[Excerpts from a figure dataset]
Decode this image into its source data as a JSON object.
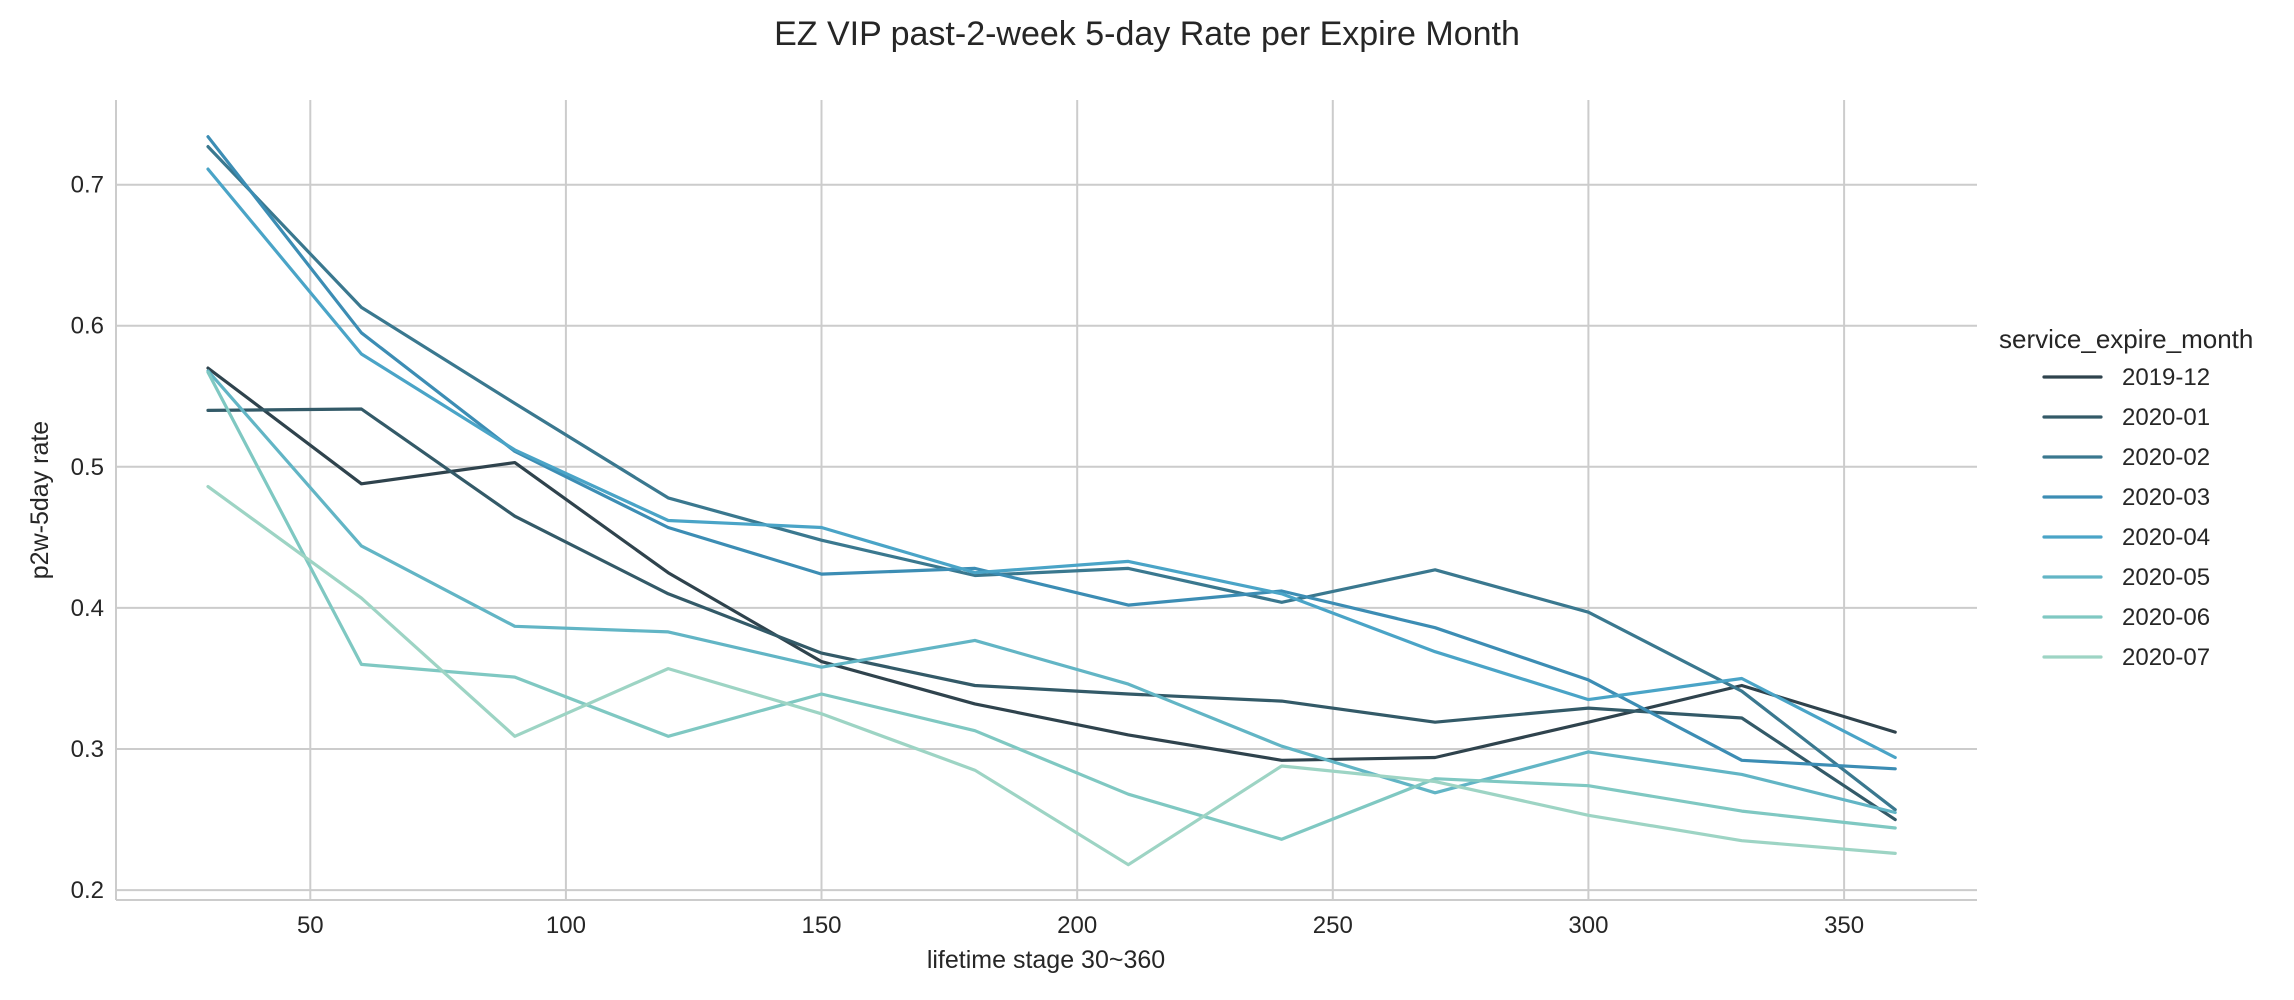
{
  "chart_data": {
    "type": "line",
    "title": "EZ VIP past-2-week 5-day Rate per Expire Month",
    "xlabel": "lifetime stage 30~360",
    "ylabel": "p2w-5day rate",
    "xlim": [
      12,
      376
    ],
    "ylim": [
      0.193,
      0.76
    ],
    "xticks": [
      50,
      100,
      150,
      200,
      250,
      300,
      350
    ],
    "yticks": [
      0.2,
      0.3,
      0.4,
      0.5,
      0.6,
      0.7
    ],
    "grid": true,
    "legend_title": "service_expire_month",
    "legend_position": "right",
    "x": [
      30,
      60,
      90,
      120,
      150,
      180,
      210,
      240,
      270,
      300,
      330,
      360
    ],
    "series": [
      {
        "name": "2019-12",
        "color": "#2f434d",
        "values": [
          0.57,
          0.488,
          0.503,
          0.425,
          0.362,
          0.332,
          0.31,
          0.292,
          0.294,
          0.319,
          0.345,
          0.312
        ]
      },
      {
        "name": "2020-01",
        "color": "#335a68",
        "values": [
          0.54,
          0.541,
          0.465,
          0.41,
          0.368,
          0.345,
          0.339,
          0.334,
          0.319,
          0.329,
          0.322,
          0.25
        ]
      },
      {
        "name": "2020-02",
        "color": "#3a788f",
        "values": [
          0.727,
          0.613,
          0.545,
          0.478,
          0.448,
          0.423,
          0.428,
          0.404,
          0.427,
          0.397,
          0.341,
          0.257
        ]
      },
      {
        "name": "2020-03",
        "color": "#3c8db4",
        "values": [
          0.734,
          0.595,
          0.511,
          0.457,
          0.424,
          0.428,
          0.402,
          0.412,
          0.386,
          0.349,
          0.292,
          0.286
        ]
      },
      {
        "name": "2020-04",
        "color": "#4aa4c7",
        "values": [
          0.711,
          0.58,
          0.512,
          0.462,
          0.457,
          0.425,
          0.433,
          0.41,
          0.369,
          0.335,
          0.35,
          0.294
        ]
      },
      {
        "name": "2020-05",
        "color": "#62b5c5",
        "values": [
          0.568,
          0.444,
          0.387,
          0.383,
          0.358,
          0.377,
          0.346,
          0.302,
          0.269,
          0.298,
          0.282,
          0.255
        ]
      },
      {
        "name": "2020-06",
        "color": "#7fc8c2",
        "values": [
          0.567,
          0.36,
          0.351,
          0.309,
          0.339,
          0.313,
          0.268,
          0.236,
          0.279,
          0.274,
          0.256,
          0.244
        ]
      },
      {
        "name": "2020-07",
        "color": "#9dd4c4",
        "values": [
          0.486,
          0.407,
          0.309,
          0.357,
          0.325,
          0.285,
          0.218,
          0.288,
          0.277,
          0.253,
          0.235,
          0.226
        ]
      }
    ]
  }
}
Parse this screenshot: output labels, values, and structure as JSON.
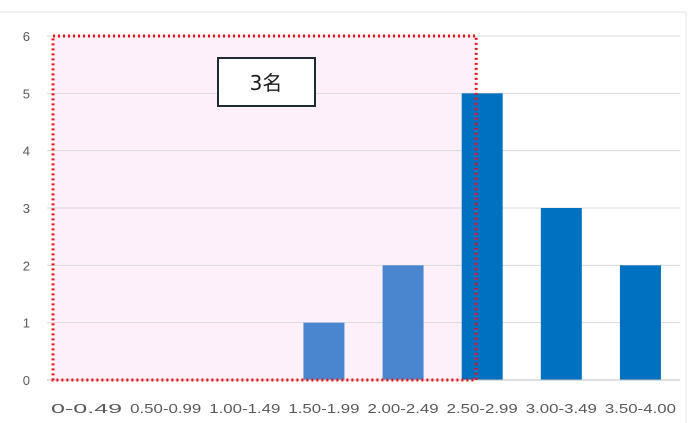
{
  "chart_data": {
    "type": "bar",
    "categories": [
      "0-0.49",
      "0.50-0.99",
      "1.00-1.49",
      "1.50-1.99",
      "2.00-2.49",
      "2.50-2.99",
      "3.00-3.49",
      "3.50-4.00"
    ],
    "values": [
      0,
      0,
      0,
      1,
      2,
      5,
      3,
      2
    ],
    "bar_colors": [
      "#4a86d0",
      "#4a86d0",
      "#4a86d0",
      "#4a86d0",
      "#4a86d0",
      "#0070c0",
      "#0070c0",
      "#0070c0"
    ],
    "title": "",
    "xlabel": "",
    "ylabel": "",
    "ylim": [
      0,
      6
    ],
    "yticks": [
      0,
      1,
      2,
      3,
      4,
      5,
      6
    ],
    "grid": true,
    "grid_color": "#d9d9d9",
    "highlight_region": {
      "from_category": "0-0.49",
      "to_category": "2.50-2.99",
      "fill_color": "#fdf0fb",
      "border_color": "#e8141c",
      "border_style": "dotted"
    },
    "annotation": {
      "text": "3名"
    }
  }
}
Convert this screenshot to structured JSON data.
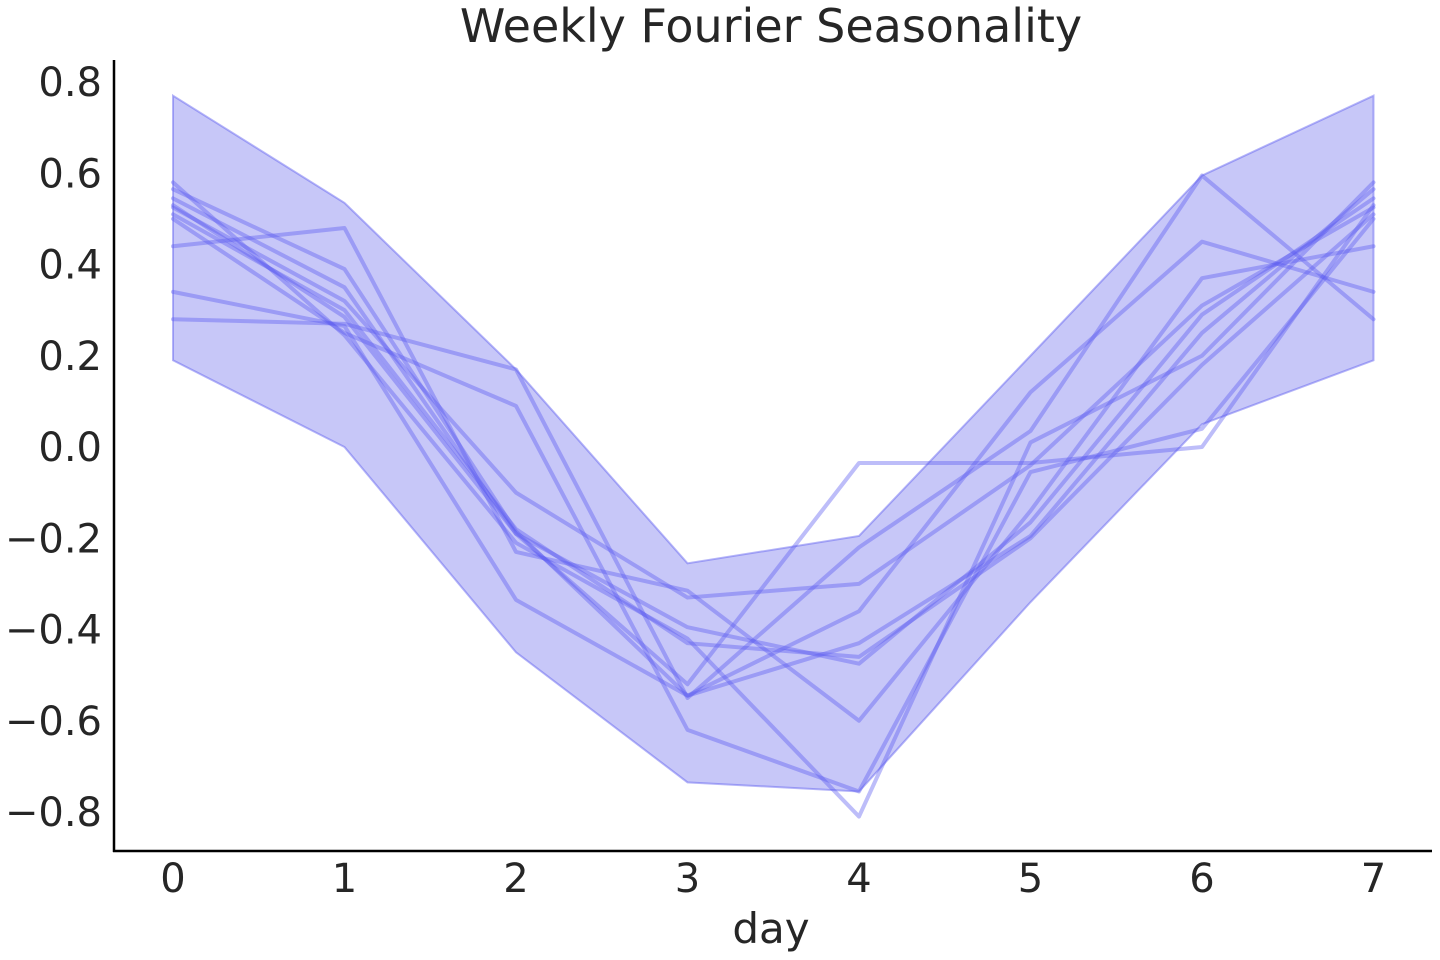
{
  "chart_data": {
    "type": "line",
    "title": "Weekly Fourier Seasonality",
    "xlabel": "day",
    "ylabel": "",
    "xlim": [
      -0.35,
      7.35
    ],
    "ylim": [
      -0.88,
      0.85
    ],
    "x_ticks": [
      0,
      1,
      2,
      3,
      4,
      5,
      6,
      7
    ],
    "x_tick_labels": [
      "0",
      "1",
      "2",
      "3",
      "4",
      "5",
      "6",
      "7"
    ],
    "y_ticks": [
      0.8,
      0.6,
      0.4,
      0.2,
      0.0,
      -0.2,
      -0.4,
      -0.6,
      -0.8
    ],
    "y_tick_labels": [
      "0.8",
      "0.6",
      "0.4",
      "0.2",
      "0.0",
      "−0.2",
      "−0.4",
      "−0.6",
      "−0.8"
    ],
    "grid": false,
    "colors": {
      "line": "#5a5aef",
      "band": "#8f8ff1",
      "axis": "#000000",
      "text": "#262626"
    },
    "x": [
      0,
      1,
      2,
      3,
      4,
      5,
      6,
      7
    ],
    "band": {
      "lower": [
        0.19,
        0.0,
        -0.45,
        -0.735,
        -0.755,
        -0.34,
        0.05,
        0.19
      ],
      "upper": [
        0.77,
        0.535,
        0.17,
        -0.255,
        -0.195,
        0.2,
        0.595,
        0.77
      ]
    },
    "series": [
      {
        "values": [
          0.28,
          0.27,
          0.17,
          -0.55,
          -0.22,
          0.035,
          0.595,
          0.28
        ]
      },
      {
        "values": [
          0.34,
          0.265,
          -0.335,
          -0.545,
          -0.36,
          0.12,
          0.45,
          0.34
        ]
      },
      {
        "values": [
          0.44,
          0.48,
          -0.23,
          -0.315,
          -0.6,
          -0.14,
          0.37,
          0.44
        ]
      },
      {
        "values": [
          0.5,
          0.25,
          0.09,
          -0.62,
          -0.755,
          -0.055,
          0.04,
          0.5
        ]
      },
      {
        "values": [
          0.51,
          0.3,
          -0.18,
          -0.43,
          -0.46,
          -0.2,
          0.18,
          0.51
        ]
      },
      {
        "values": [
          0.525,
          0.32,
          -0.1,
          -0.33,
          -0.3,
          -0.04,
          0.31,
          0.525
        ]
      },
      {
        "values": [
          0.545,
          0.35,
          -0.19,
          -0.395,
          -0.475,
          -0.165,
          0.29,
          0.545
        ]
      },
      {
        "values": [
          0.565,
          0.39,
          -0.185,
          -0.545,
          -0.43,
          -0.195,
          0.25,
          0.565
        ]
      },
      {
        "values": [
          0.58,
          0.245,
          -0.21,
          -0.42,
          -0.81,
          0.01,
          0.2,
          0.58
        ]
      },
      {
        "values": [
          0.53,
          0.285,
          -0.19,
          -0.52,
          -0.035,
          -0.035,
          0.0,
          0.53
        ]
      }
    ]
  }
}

▶ **Objective**
Quote the records in full and exactly; skip any image.

▶ **Completed task**
Decode this image into its source data as a JSON object.
{
  "chart_data": {
    "type": "line",
    "title": "EZ VIP past-2-week 5-day Rate per Expire Month",
    "xlabel": "lifetime stage 30~360",
    "ylabel": "p2w-5day rate",
    "xlim": [
      12,
      376
    ],
    "ylim": [
      0.193,
      0.76
    ],
    "xticks": [
      50,
      100,
      150,
      200,
      250,
      300,
      350
    ],
    "yticks": [
      0.2,
      0.3,
      0.4,
      0.5,
      0.6,
      0.7
    ],
    "grid": true,
    "legend_title": "service_expire_month",
    "legend_position": "right",
    "x": [
      30,
      60,
      90,
      120,
      150,
      180,
      210,
      240,
      270,
      300,
      330,
      360
    ],
    "series": [
      {
        "name": "2019-12",
        "color": "#2f434d",
        "values": [
          0.57,
          0.488,
          0.503,
          0.425,
          0.362,
          0.332,
          0.31,
          0.292,
          0.294,
          0.319,
          0.345,
          0.312
        ]
      },
      {
        "name": "2020-01",
        "color": "#335a68",
        "values": [
          0.54,
          0.541,
          0.465,
          0.41,
          0.368,
          0.345,
          0.339,
          0.334,
          0.319,
          0.329,
          0.322,
          0.25
        ]
      },
      {
        "name": "2020-02",
        "color": "#3a788f",
        "values": [
          0.727,
          0.613,
          0.545,
          0.478,
          0.448,
          0.423,
          0.428,
          0.404,
          0.427,
          0.397,
          0.341,
          0.257
        ]
      },
      {
        "name": "2020-03",
        "color": "#3c8db4",
        "values": [
          0.734,
          0.595,
          0.511,
          0.457,
          0.424,
          0.428,
          0.402,
          0.412,
          0.386,
          0.349,
          0.292,
          0.286
        ]
      },
      {
        "name": "2020-04",
        "color": "#4aa4c7",
        "values": [
          0.711,
          0.58,
          0.512,
          0.462,
          0.457,
          0.425,
          0.433,
          0.41,
          0.369,
          0.335,
          0.35,
          0.294
        ]
      },
      {
        "name": "2020-05",
        "color": "#62b5c5",
        "values": [
          0.568,
          0.444,
          0.387,
          0.383,
          0.358,
          0.377,
          0.346,
          0.302,
          0.269,
          0.298,
          0.282,
          0.255
        ]
      },
      {
        "name": "2020-06",
        "color": "#7fc8c2",
        "values": [
          0.567,
          0.36,
          0.351,
          0.309,
          0.339,
          0.313,
          0.268,
          0.236,
          0.279,
          0.274,
          0.256,
          0.244
        ]
      },
      {
        "name": "2020-07",
        "color": "#9dd4c4",
        "values": [
          0.486,
          0.407,
          0.309,
          0.357,
          0.325,
          0.285,
          0.218,
          0.288,
          0.277,
          0.253,
          0.235,
          0.226
        ]
      }
    ]
  }
}
Parse this screenshot: output labels, values, and structure as JSON.
{
  "chart_data": {
    "type": "bar",
    "categories": [
      "0-0.49",
      "0.50-0.99",
      "1.00-1.49",
      "1.50-1.99",
      "2.00-2.49",
      "2.50-2.99",
      "3.00-3.49",
      "3.50-4.00"
    ],
    "values": [
      0,
      0,
      0,
      1,
      2,
      5,
      3,
      2
    ],
    "bar_colors": [
      "#4a86d0",
      "#4a86d0",
      "#4a86d0",
      "#4a86d0",
      "#4a86d0",
      "#0070c0",
      "#0070c0",
      "#0070c0"
    ],
    "title": "",
    "xlabel": "",
    "ylabel": "",
    "ylim": [
      0,
      6
    ],
    "yticks": [
      0,
      1,
      2,
      3,
      4,
      5,
      6
    ],
    "grid": true,
    "grid_color": "#d9d9d9",
    "highlight_region": {
      "from_category": "0-0.49",
      "to_category": "2.50-2.99",
      "fill_color": "#fdf0fb",
      "border_color": "#e8141c",
      "border_style": "dotted"
    },
    "annotation": {
      "text": "3名"
    }
  }
}
Convert this screenshot to structured JSON data.
{
  "chart_data": {
    "type": "line",
    "title": "Weekly Fourier Seasonality",
    "xlabel": "day",
    "ylabel": "",
    "xlim": [
      -0.35,
      7.35
    ],
    "ylim": [
      -0.88,
      0.85
    ],
    "x_ticks": [
      0,
      1,
      2,
      3,
      4,
      5,
      6,
      7
    ],
    "x_tick_labels": [
      "0",
      "1",
      "2",
      "3",
      "4",
      "5",
      "6",
      "7"
    ],
    "y_ticks": [
      0.8,
      0.6,
      0.4,
      0.2,
      0.0,
      -0.2,
      -0.4,
      -0.6,
      -0.8
    ],
    "y_tick_labels": [
      "0.8",
      "0.6",
      "0.4",
      "0.2",
      "0.0",
      "−0.2",
      "−0.4",
      "−0.6",
      "−0.8"
    ],
    "grid": false,
    "colors": {
      "line": "#5a5aef",
      "band": "#8f8ff1",
      "axis": "#000000",
      "text": "#262626"
    },
    "x": [
      0,
      1,
      2,
      3,
      4,
      5,
      6,
      7
    ],
    "band": {
      "lower": [
        0.19,
        0.0,
        -0.45,
        -0.735,
        -0.755,
        -0.34,
        0.05,
        0.19
      ],
      "upper": [
        0.77,
        0.535,
        0.17,
        -0.255,
        -0.195,
        0.2,
        0.595,
        0.77
      ]
    },
    "series": [
      {
        "values": [
          0.28,
          0.27,
          0.17,
          -0.55,
          -0.22,
          0.035,
          0.595,
          0.28
        ]
      },
      {
        "values": [
          0.34,
          0.265,
          -0.335,
          -0.545,
          -0.36,
          0.12,
          0.45,
          0.34
        ]
      },
      {
        "values": [
          0.44,
          0.48,
          -0.23,
          -0.315,
          -0.6,
          -0.14,
          0.37,
          0.44
        ]
      },
      {
        "values": [
          0.5,
          0.25,
          0.09,
          -0.62,
          -0.755,
          -0.055,
          0.04,
          0.5
        ]
      },
      {
        "values": [
          0.51,
          0.3,
          -0.18,
          -0.43,
          -0.46,
          -0.2,
          0.18,
          0.51
        ]
      },
      {
        "values": [
          0.525,
          0.32,
          -0.1,
          -0.33,
          -0.3,
          -0.04,
          0.31,
          0.525
        ]
      },
      {
        "values": [
          0.545,
          0.35,
          -0.19,
          -0.395,
          -0.475,
          -0.165,
          0.29,
          0.545
        ]
      },
      {
        "values": [
          0.565,
          0.39,
          -0.185,
          -0.545,
          -0.43,
          -0.195,
          0.25,
          0.565
        ]
      },
      {
        "values": [
          0.58,
          0.245,
          -0.21,
          -0.42,
          -0.81,
          0.01,
          0.2,
          0.58
        ]
      },
      {
        "values": [
          0.53,
          0.285,
          -0.19,
          -0.52,
          -0.035,
          -0.035,
          0.0,
          0.53
        ]
      }
    ]
  }
}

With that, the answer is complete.